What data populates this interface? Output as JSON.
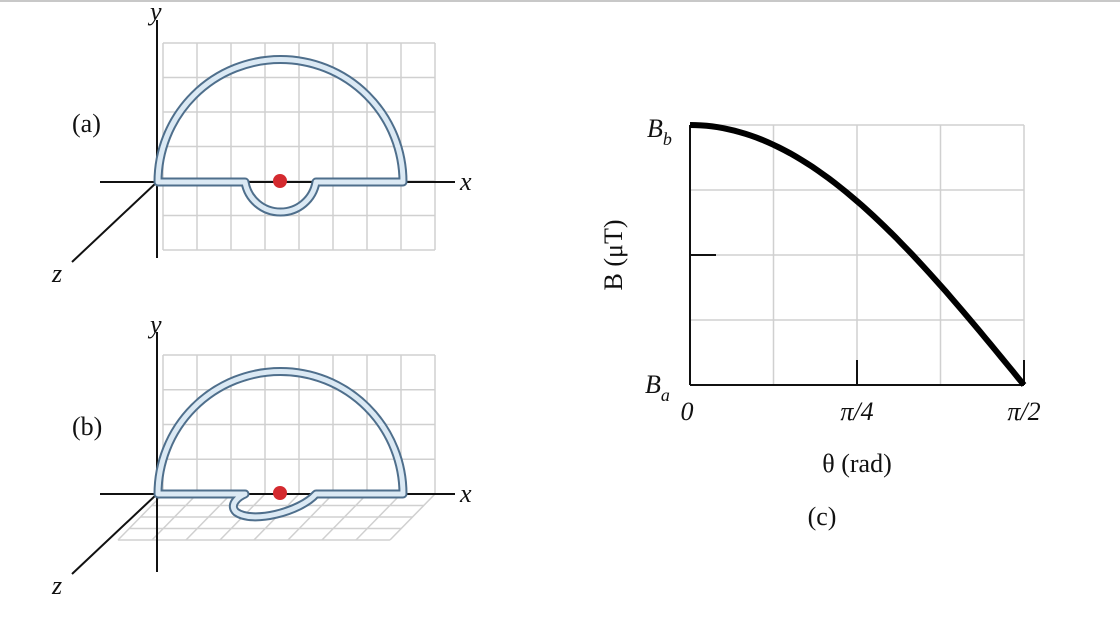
{
  "panel_a": {
    "label": "(a)",
    "axes": {
      "x": "x",
      "y": "y",
      "z": "z"
    }
  },
  "panel_b": {
    "label": "(b)",
    "axes": {
      "x": "x",
      "y": "y",
      "z": "z"
    }
  },
  "panel_c": {
    "label": "(c)",
    "y_axis": {
      "title": "B (μT)",
      "top": {
        "main": "B",
        "sub": "b"
      },
      "bottom": {
        "main": "B",
        "sub": "a"
      }
    },
    "x_axis": {
      "title": "θ (rad)",
      "ticks": [
        "0",
        "π/4",
        "π/2"
      ]
    }
  }
}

→ **Exercise**
Transcribe all of the records above character for character. Exclude the pictures.

→ **Exercise answer**
What data populates this interface? Output as JSON.
{
  "panel_a": {
    "label": "(a)",
    "axes": {
      "x": "x",
      "y": "y",
      "z": "z"
    }
  },
  "panel_b": {
    "label": "(b)",
    "axes": {
      "x": "x",
      "y": "y",
      "z": "z"
    }
  },
  "panel_c": {
    "label": "(c)",
    "y_axis": {
      "title": "B (μT)",
      "top": {
        "main": "B",
        "sub": "b"
      },
      "bottom": {
        "main": "B",
        "sub": "a"
      }
    },
    "x_axis": {
      "title": "θ (rad)",
      "ticks": [
        "0",
        "π/4",
        "π/2"
      ]
    }
  }
}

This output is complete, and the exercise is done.